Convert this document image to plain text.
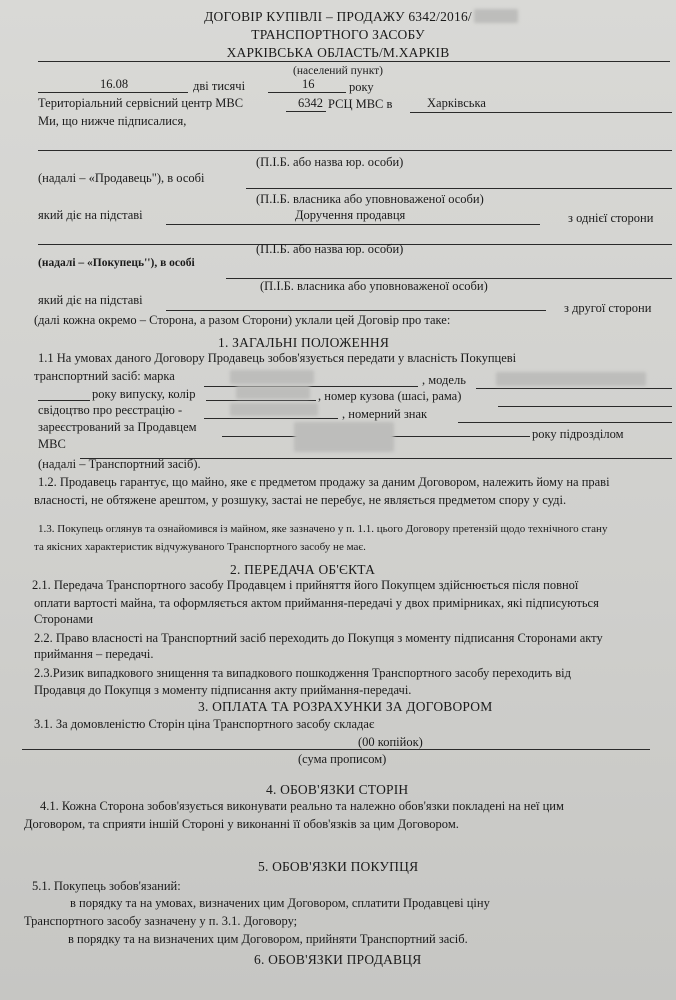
ДОГОВІР КУПІВЛІ – ПРОДАЖУ 6342/2016/
ТРАНСПОРТНОГО ЗАСОБУ
ХАРКІВСЬКА ОБЛАСТЬ/М.ХАРКІВ
(населений пункт)
16.08	дві тисячі	16	року
Територіальний сервісний центр МВС	6342 РСЦ МВС в	Харківська
Ми, що нижче підписалися,
(П.І.Б. або назва юр. особи)
(надалі – «Продавець"), в особі
(П.І.Б. власника або уповноваженої особи)
який діє на підставі	Доручення продавця	з однієї сторони
(П.І.Б. або назва юр. особи)
(надалі – «Покупець''), в особі
(П.І.Б. власника або уповноваженої особи)
який діє на підставі
з другої сторони
(далі кожна окремо – Сторона, а разом Сторони) уклали цей Договір про таке:
1. ЗАГАЛЬНІ ПОЛОЖЕННЯ
1.1 На умовах даного Договору Продавець зобов'язується передати у власність Покупцеві
транспортний засіб: марка	, модель
року випуску, колір	, номер кузова (шасі, рама)
свідоцтво про реєстрацію -	, номерний знак
зареєстрований за Продавцем	року підрозділом
МВС
(надалі – Транспортний засіб).
1.2. Продавець гарантує, що майно, яке є предметом продажу за даним Договором, належить йому на праві
власності, не обтяжене арештом, у розшуку, застаі не перебує, не являється предметом спору у суді.
1.3. Покупець оглянув та ознайомився із майном, яке зазначено у п. 1.1. цього Договору претензій щодо технічного стану
та якісних характеристик відчужуваного Транспортного засобу не має.
2. ПЕРЕДАЧА ОБ'ЄКТА
2.1. Передача Транспортного засобу Продавцем і прийняття його Покупцем здійснюється після повної
оплати вартості майна, та оформляється актом приймання-передачі у двох примірниках, які підписуються
Сторонами
2.2. Право власності на Транспортний засіб переходить до Покупця з моменту підписання Сторонами акту
приймання – передачі.
2.3.Ризик випадкового знищення та випадкового пошкодження Транспортного засобу переходить від
Продавця до Покупця з моменту підписання акту приймання-передачі.
3. ОПЛАТА ТА РОЗРАХУНКИ ЗА ДОГОВОРОМ
3.1. За домовленістю Сторін ціна Транспортного засобу складає
(00 копійок)
(сума прописом)
4. ОБОВ'ЯЗКИ СТОРІН
4.1. Кожна Сторона зобов'язується виконувати реально та належно обов'язки покладені на неї цим
Договором, та сприяти іншій Стороні у виконанні її обов'язків за цим Договором.
5. ОБОВ'ЯЗКИ ПОКУПЦЯ
5.1. Покупець зобов'язаний:
в порядку та на умовах, визначених цим Договором, сплатити Продавцеві ціну
Транспортного засобу зазначену у п. 3.1. Договору;
в порядку та на визначених цим Договором, прийняти Транспортний засіб.
6. ОБОВ'ЯЗКИ ПРОДАВЦЯ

————————

## [WHAT TO WORK ON]
Repeat the data in full and exactly. Omit pictures.

## [EXERCISE ANSWER]
Convert this document image to plain text.
ДОГОВІР КУПІВЛІ – ПРОДАЖУ 6342/2016/
ТРАНСПОРТНОГО ЗАСОБУ
ХАРКІВСЬКА ОБЛАСТЬ/М.ХАРКІВ
(населений пункт)
16.08	дві тисячі	16	року
Територіальний сервісний центр МВС	6342 РСЦ МВС в	Харківська
Ми, що нижче підписалися,
(П.І.Б. або назва юр. особи)
(надалі – «Продавець"), в особі
(П.І.Б. власника або уповноваженої особи)
який діє на підставі	Доручення продавця	з однієї сторони
(П.І.Б. або назва юр. особи)
(надалі – «Покупець''), в особі
(П.І.Б. власника або уповноваженої особи)
який діє на підставі
з другої сторони
(далі кожна окремо – Сторона, а разом Сторони) уклали цей Договір про таке:
1. ЗАГАЛЬНІ ПОЛОЖЕННЯ
1.1 На умовах даного Договору Продавець зобов'язується передати у власність Покупцеві
транспортний засіб: марка	, модель
року випуску, колір	, номер кузова (шасі, рама)
свідоцтво про реєстрацію -	, номерний знак
зареєстрований за Продавцем	року підрозділом
МВС
(надалі – Транспортний засіб).
1.2. Продавець гарантує, що майно, яке є предметом продажу за даним Договором, належить йому на праві
власності, не обтяжене арештом, у розшуку, застаі не перебує, не являється предметом спору у суді.
1.3. Покупець оглянув та ознайомився із майном, яке зазначено у п. 1.1. цього Договору претензій щодо технічного стану
та якісних характеристик відчужуваного Транспортного засобу не має.
2. ПЕРЕДАЧА ОБ'ЄКТА
2.1. Передача Транспортного засобу Продавцем і прийняття його Покупцем здійснюється після повної
оплати вартості майна, та оформляється актом приймання-передачі у двох примірниках, які підписуються
Сторонами
2.2. Право власності на Транспортний засіб переходить до Покупця з моменту підписання Сторонами акту
приймання – передачі.
2.3.Ризик випадкового знищення та випадкового пошкодження Транспортного засобу переходить від
Продавця до Покупця з моменту підписання акту приймання-передачі.
3. ОПЛАТА ТА РОЗРАХУНКИ ЗА ДОГОВОРОМ
3.1. За домовленістю Сторін ціна Транспортного засобу складає
(00 копійок)
(сума прописом)
4. ОБОВ'ЯЗКИ СТОРІН
4.1. Кожна Сторона зобов'язується виконувати реально та належно обов'язки покладені на неї цим
Договором, та сприяти іншій Стороні у виконанні її обов'язків за цим Договором.
5. ОБОВ'ЯЗКИ ПОКУПЦЯ
5.1. Покупець зобов'язаний:
в порядку та на умовах, визначених цим Договором, сплатити Продавцеві ціну
Транспортного засобу зазначену у п. 3.1. Договору;
в порядку та на визначених цим Договором, прийняти Транспортний засіб.
6. ОБОВ'ЯЗКИ ПРОДАВЦЯ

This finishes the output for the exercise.